• **Set exercise**
Starting with the first of the rows and going on through the line with "The temperature adaptive control circuit", rewrite the lines with "supply voltage" changed to "input voltage" and everything else left the same. Leave the pictures out of your answer.

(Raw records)

============

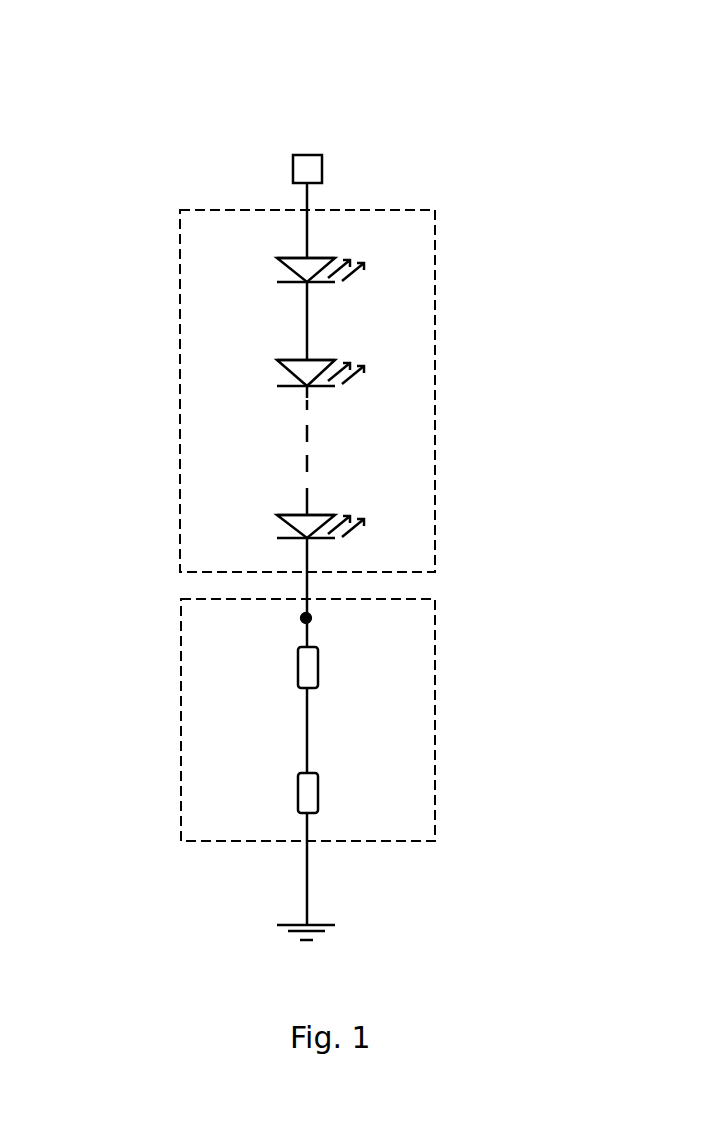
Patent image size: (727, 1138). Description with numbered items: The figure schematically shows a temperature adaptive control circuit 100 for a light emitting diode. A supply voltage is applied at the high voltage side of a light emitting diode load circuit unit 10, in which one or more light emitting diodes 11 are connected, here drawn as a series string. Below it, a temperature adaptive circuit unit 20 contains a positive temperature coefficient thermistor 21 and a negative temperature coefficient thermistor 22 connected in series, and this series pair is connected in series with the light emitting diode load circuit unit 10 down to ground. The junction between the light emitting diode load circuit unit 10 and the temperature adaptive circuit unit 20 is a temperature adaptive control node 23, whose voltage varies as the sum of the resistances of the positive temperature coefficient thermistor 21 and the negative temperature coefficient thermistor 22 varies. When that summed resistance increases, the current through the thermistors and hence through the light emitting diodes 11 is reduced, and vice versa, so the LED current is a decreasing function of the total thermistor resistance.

The temperature adaptive control circuit 100 is at (337, 42).
The light emitting diode load circuit unit 10 is at (435, 340).
The light emitting diodes 11 is at (248, 515).
The temperature adaptive circuit unit 20 is at (435, 727).
The positive temperature coefficient thermistor 21 is at (295, 660).
The negative temperature coefficient thermistor 22 is at (295, 789).
The temperature adaptive control node 23 is at (310, 615).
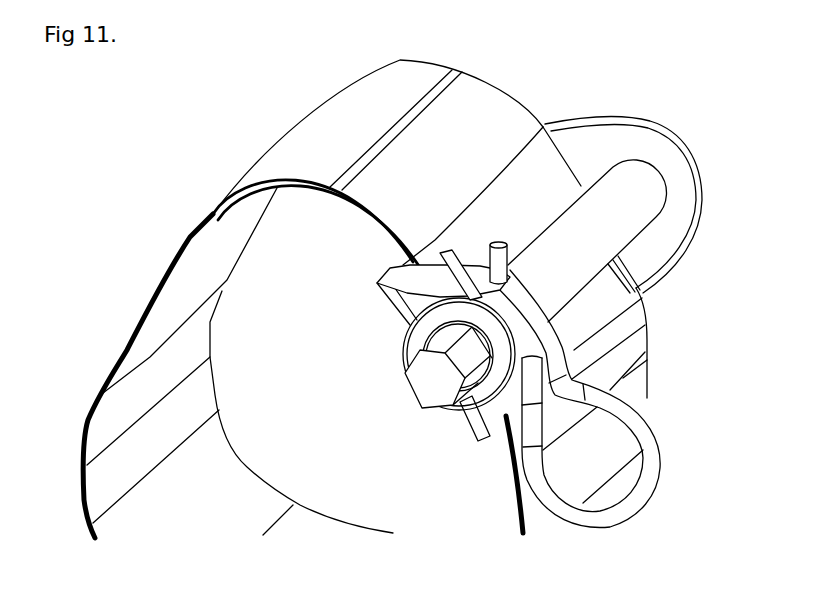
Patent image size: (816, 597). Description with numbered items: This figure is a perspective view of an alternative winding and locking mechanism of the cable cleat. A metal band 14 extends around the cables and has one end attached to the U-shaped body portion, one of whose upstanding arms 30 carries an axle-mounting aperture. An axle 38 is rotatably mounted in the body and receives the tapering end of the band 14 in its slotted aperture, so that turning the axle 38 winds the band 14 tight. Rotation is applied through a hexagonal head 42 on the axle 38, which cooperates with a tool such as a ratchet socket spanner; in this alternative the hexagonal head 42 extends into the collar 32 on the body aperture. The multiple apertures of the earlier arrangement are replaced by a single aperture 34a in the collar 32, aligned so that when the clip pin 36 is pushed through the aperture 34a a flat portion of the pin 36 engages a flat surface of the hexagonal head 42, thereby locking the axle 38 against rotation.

The band 14 is at (195, 260).
The upstanding arm 30 is at (597, 133).
The collar 32 is at (413, 338).
The single aperture 34a is at (408, 285).
The clip pin 36 is at (653, 470).
The axle 38 is at (427, 398).
The hexagonal head 42 is at (420, 378).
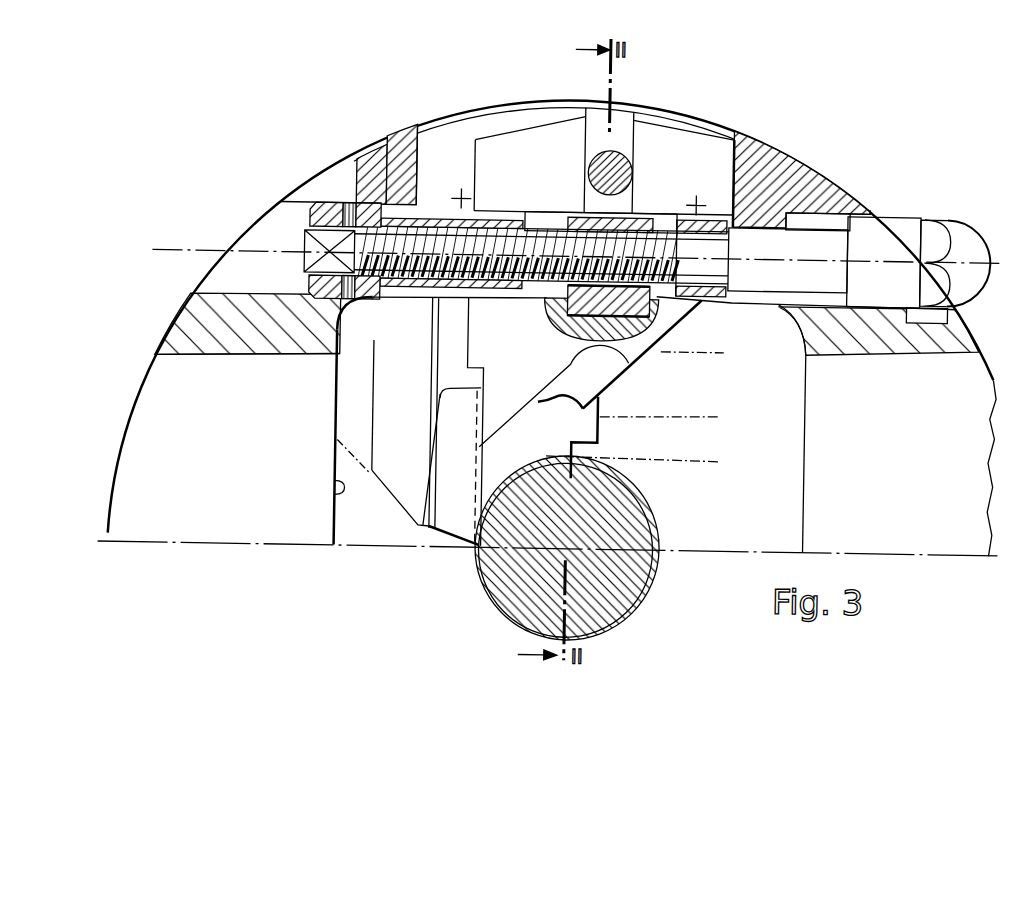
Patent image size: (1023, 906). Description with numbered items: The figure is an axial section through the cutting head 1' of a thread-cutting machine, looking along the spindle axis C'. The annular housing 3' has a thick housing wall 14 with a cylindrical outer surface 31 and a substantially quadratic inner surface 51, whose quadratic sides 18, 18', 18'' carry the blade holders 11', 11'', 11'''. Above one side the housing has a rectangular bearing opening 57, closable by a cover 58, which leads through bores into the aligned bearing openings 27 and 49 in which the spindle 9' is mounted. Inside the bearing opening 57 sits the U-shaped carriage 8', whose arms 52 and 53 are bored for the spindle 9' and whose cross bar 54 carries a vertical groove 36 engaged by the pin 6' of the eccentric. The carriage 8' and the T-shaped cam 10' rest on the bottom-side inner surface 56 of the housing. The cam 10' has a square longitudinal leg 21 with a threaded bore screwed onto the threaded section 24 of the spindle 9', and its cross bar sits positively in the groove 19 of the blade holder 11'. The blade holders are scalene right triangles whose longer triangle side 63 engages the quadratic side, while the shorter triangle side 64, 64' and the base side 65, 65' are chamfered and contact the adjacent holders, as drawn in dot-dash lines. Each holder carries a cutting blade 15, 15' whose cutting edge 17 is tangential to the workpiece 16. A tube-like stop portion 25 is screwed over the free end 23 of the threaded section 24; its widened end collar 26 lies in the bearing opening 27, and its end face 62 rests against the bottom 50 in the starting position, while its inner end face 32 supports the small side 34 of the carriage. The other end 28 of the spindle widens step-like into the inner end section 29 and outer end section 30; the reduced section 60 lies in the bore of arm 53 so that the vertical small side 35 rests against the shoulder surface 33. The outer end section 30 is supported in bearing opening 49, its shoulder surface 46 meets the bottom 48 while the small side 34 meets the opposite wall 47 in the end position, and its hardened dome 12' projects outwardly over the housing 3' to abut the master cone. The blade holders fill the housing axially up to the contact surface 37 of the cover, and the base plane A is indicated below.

The cutting head 1' is at (337, 470).
The annular housing 3' is at (343, 151).
The pin 6' is at (607, 124).
The carriage 8' is at (543, 163).
The spindle 9' is at (300, 209).
The cam 10' is at (693, 331).
The blade holder 11' is at (405, 412).
The blade holder 11'' is at (384, 498).
The blade holder 11''' is at (654, 477).
The dome 12' is at (977, 238).
The housing wall 14 is at (195, 387).
The cutting blade 15 is at (451, 489).
The cutting blade 15' is at (589, 432).
The workpiece 16 is at (564, 637).
The cutting edge 17 is at (481, 546).
The quadratic side 18 is at (391, 386).
The quadratic side 18' is at (302, 480).
The quadratic side 18'' is at (790, 454).
The groove 19 is at (566, 337).
The longitudinal leg 21 is at (642, 215).
The free end 23 is at (353, 218).
The threaded section 24 is at (430, 298).
The stop portion 25 is at (407, 197).
The end collar 26 is at (315, 209).
The bearing opening 27 is at (244, 245).
The other end 28 is at (670, 241).
The inner end section 29 is at (815, 222).
The outer end section 30 is at (880, 228).
The outer surface 31 is at (179, 322).
The inner end face 32 is at (480, 218).
The shoulder surface 33 is at (715, 222).
The small side 34 is at (469, 144).
The vertical small side 35 is at (739, 144).
The vertical groove 36 is at (615, 119).
The contact surface 37 is at (927, 214).
The shoulder surface 46 is at (834, 202).
The opposite wall 47 is at (406, 137).
The bottom 48 is at (787, 213).
The bearing opening 49 is at (833, 295).
The bottom 50 is at (361, 218).
The inner surface 51 is at (801, 334).
The arm 52 is at (510, 296).
The arm 53 is at (725, 300).
The cross bar 54 is at (547, 164).
The inner surface 56 is at (329, 320).
The bearing opening 57 is at (500, 116).
The cover 58 is at (445, 110).
The section 60 is at (714, 271).
The end face 62 is at (370, 216).
The longer triangle side 63 is at (435, 226).
The shorter triangle side 64 is at (414, 350).
The triangle side 64' is at (646, 429).
The base side 65 is at (620, 354).
The base side 65' is at (315, 455).
The base plane A is at (252, 545).
The spindle axis C' is at (571, 230).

============

• **Finished task**
Patent image size: (727, 1138). Description with numbered items: The figure schematically shows a temperature adaptive control circuit 100 for a light emitting diode. A input voltage is applied at the high voltage side of a light emitting diode load circuit unit 10, in which one or more light emitting diodes 11 are connected, here drawn as a series string. Below it, a temperature adaptive circuit unit 20 contains a positive temperature coefficient thermistor 21 and a negative temperature coefficient thermistor 22 connected in series, and this series pair is connected in series with the light emitting diode load circuit unit 10 down to ground. The junction between the light emitting diode load circuit unit 10 and the temperature adaptive circuit unit 20 is a temperature adaptive control node 23, whose voltage varies as the sum of the resistances of the positive temperature coefficient thermistor 21 and the negative temperature coefficient thermistor 22 varies. When that summed resistance increases, the current through the thermistors and hence through the light emitting diodes 11 is reduced, and vice versa, so the LED current is a decreasing function of the total thermistor resistance.

The temperature adaptive control circuit 100 is at (337, 42).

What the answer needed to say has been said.